Challenge:
Collect every line in the records below that contains the word "únicamente".

** begin Material provided **

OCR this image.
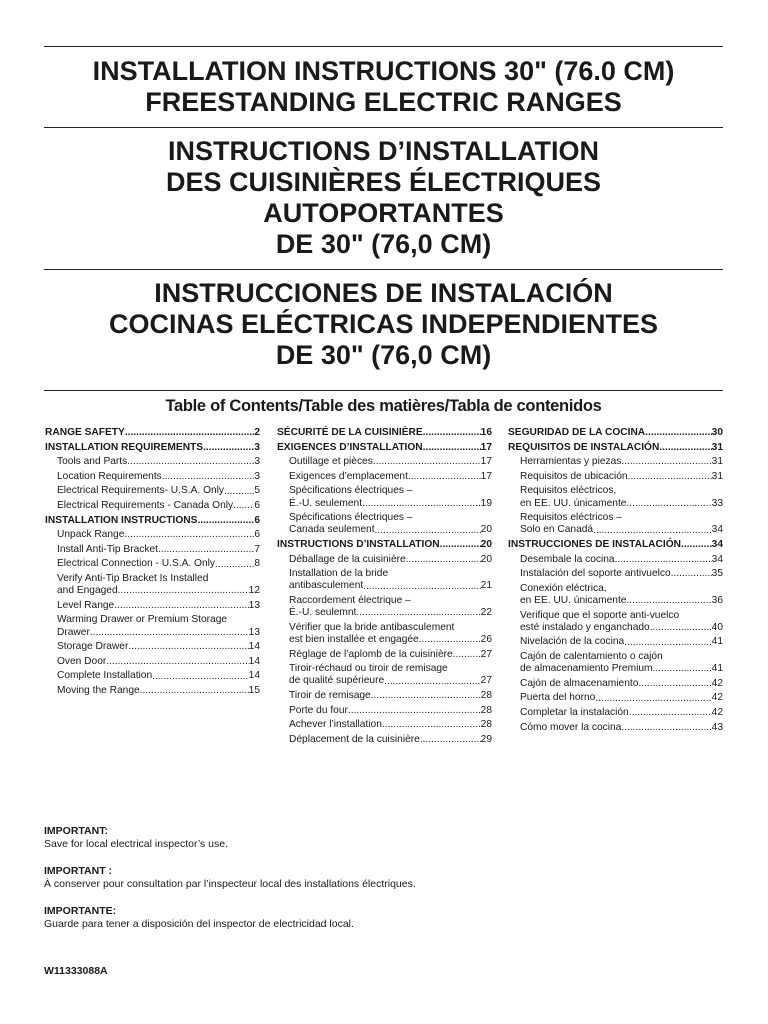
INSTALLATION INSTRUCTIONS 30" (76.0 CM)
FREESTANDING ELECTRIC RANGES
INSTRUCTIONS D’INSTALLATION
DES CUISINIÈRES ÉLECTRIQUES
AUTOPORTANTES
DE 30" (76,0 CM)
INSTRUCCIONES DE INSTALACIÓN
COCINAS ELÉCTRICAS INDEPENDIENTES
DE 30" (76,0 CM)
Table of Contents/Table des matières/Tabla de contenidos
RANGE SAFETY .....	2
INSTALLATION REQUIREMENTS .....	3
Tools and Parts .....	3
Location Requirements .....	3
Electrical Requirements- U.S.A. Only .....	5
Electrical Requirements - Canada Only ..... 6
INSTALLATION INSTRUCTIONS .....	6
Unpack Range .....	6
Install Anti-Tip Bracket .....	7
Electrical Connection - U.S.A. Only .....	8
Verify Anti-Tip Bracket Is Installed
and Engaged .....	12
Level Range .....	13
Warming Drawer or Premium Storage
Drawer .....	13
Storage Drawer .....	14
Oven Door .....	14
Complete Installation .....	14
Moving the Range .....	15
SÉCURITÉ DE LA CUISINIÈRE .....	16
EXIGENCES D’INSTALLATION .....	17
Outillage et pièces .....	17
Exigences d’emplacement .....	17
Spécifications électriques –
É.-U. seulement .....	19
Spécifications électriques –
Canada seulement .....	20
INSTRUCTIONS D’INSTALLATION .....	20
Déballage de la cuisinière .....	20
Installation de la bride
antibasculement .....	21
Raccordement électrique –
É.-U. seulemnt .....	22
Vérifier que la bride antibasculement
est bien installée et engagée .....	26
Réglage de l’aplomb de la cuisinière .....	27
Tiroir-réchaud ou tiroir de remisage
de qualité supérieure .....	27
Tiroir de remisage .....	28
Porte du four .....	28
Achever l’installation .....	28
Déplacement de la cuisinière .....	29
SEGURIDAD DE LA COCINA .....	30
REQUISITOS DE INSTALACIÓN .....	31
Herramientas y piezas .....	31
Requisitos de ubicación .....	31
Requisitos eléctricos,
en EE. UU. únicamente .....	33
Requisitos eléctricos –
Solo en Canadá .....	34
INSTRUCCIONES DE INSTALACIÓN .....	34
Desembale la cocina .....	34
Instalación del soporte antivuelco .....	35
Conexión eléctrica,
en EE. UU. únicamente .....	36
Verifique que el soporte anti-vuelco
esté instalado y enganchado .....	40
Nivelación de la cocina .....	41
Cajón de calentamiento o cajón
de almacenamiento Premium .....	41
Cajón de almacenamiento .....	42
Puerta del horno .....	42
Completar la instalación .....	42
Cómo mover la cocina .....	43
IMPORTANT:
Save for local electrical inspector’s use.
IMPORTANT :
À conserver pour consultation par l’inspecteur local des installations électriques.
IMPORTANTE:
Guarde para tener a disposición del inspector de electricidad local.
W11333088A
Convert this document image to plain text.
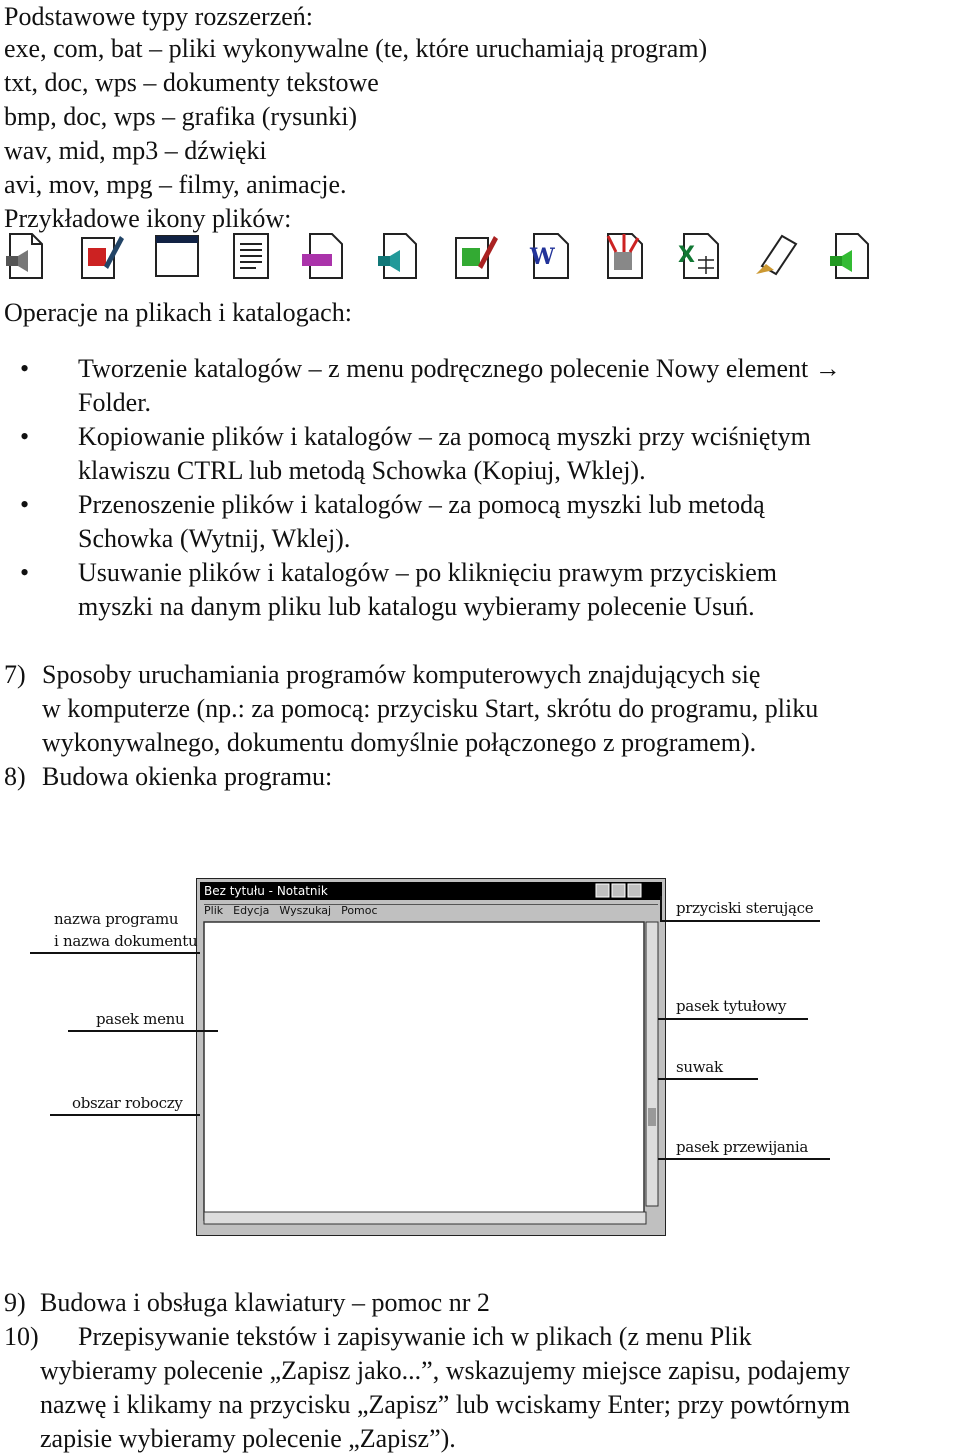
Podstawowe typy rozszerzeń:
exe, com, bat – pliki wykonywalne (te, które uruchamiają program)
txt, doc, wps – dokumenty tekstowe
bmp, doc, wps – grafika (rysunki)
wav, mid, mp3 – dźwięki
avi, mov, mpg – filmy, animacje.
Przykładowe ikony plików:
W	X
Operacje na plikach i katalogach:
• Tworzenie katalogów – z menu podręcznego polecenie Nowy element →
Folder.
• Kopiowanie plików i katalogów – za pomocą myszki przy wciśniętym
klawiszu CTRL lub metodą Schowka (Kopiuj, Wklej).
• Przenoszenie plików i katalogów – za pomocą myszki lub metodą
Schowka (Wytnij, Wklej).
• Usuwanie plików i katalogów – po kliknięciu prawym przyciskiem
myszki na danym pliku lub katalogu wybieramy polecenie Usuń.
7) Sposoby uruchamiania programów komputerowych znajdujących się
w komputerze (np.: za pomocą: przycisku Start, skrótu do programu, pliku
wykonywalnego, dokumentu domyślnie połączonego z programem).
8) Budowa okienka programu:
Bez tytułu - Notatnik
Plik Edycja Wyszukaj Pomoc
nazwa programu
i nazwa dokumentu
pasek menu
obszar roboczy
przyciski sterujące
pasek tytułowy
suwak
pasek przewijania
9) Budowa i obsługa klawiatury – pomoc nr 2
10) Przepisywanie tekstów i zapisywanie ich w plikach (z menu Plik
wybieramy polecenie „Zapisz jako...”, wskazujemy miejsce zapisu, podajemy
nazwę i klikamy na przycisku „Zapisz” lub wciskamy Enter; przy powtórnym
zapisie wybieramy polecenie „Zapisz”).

** end Material provided **
** begin Material provided **

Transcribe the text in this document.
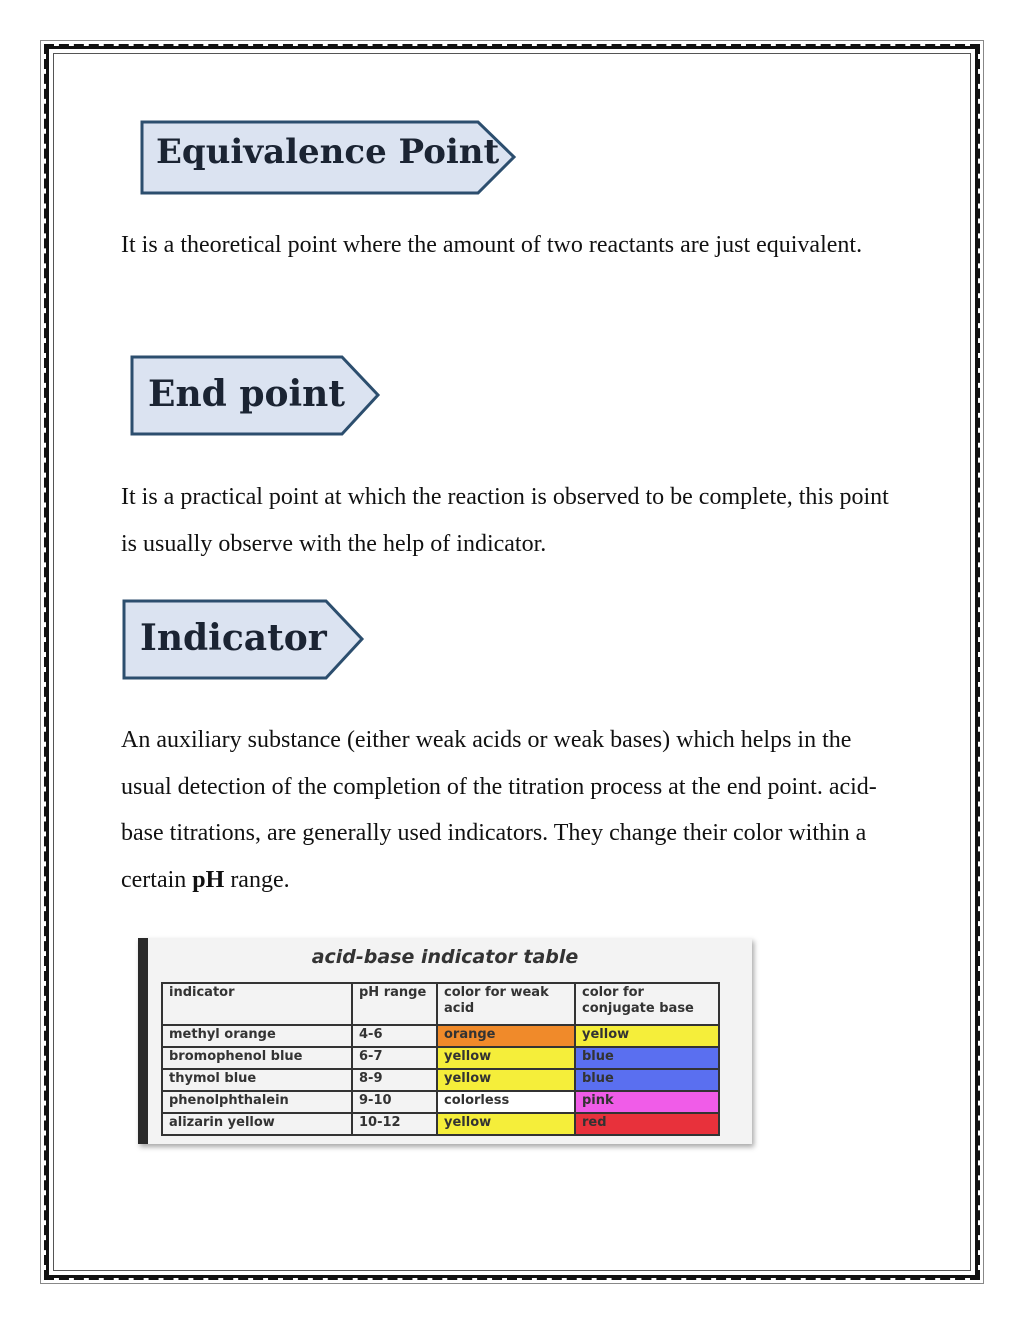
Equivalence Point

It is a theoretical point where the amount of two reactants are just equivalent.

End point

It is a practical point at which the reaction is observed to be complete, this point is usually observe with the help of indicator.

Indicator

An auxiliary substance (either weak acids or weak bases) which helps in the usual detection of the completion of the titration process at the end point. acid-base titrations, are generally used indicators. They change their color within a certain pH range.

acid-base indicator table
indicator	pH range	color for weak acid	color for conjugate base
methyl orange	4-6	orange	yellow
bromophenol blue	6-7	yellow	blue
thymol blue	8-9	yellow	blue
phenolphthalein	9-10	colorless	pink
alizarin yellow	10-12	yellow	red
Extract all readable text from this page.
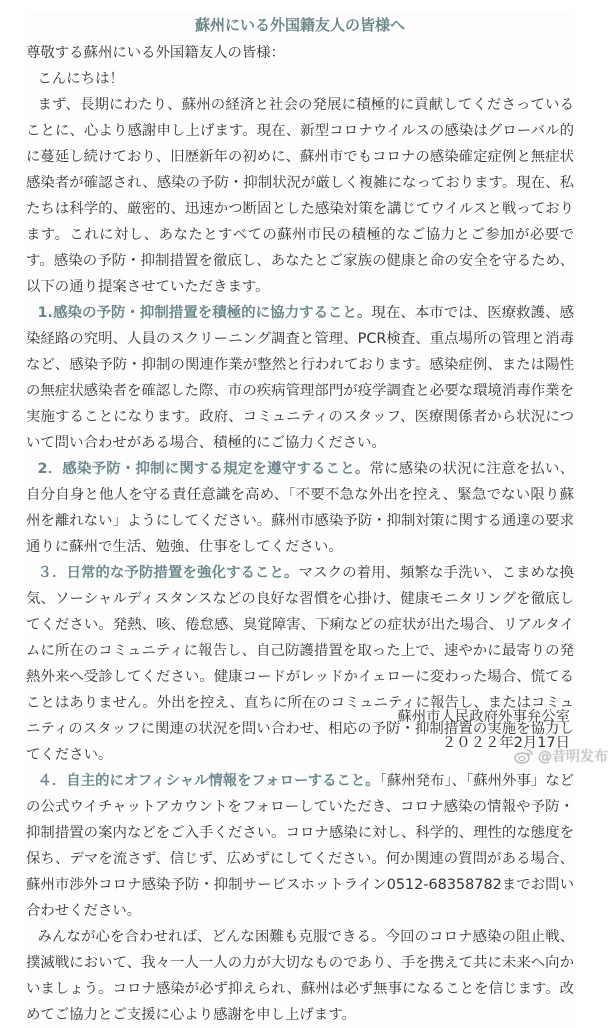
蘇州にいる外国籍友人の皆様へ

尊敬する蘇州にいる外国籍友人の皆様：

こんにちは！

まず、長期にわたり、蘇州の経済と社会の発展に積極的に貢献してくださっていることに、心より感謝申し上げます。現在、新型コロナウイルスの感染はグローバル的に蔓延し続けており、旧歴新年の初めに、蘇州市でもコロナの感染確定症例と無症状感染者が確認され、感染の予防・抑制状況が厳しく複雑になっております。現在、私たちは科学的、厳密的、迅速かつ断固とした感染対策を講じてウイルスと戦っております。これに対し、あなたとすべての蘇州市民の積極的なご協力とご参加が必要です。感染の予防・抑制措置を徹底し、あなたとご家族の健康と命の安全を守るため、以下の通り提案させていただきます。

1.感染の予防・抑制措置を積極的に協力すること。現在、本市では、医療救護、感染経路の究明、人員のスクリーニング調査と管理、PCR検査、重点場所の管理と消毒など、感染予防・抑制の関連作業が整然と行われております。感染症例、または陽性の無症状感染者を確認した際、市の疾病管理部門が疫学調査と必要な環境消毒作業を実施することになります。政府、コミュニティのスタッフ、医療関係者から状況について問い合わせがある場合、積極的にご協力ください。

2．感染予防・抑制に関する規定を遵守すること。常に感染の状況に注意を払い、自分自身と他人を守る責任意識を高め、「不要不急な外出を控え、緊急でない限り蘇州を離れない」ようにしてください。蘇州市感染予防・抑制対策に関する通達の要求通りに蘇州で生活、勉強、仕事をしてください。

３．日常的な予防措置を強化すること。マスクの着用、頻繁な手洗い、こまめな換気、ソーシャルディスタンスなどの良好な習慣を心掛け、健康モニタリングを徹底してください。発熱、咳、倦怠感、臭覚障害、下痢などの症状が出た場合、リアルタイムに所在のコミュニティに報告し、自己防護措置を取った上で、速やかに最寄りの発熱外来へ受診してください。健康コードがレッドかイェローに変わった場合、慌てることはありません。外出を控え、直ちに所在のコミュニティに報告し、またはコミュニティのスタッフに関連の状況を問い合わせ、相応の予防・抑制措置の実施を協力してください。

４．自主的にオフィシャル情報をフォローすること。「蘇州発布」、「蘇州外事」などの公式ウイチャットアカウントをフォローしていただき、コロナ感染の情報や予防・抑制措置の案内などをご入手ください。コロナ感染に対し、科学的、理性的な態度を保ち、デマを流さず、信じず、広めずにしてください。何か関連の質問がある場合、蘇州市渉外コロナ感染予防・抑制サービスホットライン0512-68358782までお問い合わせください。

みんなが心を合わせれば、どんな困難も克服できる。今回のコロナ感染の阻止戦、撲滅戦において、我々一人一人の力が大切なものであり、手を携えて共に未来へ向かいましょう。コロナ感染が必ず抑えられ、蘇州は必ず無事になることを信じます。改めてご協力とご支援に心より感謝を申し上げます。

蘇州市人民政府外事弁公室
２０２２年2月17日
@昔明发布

** end Material provided **

Reply to the exercise:
en EE. UU. únicamente .....	33
en EE. UU. únicamente .....	36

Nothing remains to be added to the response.